Written exercise => Exactly as written, print each record in the listing.

Extracted records =>
================================

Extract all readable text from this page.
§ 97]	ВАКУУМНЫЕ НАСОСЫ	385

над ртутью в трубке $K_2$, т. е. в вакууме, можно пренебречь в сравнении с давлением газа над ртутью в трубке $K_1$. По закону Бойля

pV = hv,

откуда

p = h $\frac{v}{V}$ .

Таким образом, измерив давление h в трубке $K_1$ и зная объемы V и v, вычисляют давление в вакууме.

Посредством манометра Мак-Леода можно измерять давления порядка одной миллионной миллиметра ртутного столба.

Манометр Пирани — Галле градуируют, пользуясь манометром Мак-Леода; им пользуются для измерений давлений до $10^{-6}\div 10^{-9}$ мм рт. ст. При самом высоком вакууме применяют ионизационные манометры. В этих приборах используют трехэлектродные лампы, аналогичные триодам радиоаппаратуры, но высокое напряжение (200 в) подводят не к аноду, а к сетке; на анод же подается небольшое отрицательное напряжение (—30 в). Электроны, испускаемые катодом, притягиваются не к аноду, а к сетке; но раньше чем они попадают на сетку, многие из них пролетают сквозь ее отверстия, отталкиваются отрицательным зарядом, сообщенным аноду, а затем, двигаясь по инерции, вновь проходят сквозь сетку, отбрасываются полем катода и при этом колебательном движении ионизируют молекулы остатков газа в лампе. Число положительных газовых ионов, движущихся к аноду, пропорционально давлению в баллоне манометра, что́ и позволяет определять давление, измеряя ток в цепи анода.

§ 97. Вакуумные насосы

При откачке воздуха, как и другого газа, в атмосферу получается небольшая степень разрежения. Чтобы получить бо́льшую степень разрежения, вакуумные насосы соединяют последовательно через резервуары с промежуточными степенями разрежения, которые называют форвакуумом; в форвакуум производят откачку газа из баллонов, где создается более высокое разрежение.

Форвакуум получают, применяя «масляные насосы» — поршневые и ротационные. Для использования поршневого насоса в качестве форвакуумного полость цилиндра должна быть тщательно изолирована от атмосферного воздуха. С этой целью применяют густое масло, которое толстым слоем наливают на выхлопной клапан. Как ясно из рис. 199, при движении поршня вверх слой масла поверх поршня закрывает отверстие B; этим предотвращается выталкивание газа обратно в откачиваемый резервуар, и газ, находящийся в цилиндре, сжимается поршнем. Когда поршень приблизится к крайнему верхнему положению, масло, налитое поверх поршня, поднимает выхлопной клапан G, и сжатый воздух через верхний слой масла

================================

Answer =>
Extract all readable text from this page.
§ 97]	ВАКУУМНЫЕ НАСОСЫ	385

над ртутью в трубке $K_2$, т. е. в вакууме, можно пренебречь в сравнении с давлением газа над ртутью в трубке $K_1$. По закону Бойля

pV = hv,

откуда

p = h $\frac{v}{V}$ .

Таким образом, измерив давление h в трубке $K_1$ и зная объемы V и v, вычисляют давление в вакууме.

Посредством манометра Мак-Леода можно измерять давления порядка одной миллионной миллиметра ртутного столба.

Манометр Пирани — Галле градуируют, пользуясь манометром Мак-Леода; им пользуются для измерений давлений до $10^{-6}\div 10^{-9}$ мм рт. ст. При самом высоком вакууме применяют ионизационные манометры. В этих приборах используют трехэлектродные лампы, аналогичные триодам радиоаппаратуры, но высокое напряжение (200 в) подводят не к аноду, а к сетке; на анод же подается небольшое отрицательное напряжение (—30 в). Электроны, испускаемые катодом, притягиваются не к аноду, а к сетке; но раньше чем они попадают на сетку, многие из них пролетают сквозь ее отверстия, отталкиваются отрицательным зарядом, сообщенным аноду, а затем, двигаясь по инерции, вновь проходят сквозь сетку, отбрасываются полем катода и при этом колебательном движении ионизируют молекулы остатков газа в лампе. Число положительных газовых ионов, движущихся к аноду, пропорционально давлению в баллоне манометра, что́ и позволяет определять давление, измеряя ток в цепи анода.

§ 97. Вакуумные насосы

При откачке воздуха, как и другого газа, в атмосферу получается небольшая степень разрежения. Чтобы получить бо́льшую степень разрежения, вакуумные насосы соединяют последовательно через резервуары с промежуточными степенями разрежения, которые называют форвакуумом; в форвакуум производят откачку газа из баллонов, где создается более высокое разрежение.

Форвакуум получают, применяя «масляные насосы» — поршневые и ротационные. Для использования поршневого насоса в качестве форвакуумного полость цилиндра должна быть тщательно изолирована от атмосферного воздуха. С этой целью применяют густое масло, которое толстым слоем наливают на выхлопной клапан. Как ясно из рис. 199, при движении поршня вверх слой масла поверх поршня закрывает отверстие B; этим предотвращается выталкивание газа обратно в откачиваемый резервуар, и газ, находящийся в цилиндре, сжимается поршнем. Когда поршень приблизится к крайнему верхнему положению, масло, налитое поверх поршня, поднимает выхлопной клапан G, и сжатый воздух через верхний слой масла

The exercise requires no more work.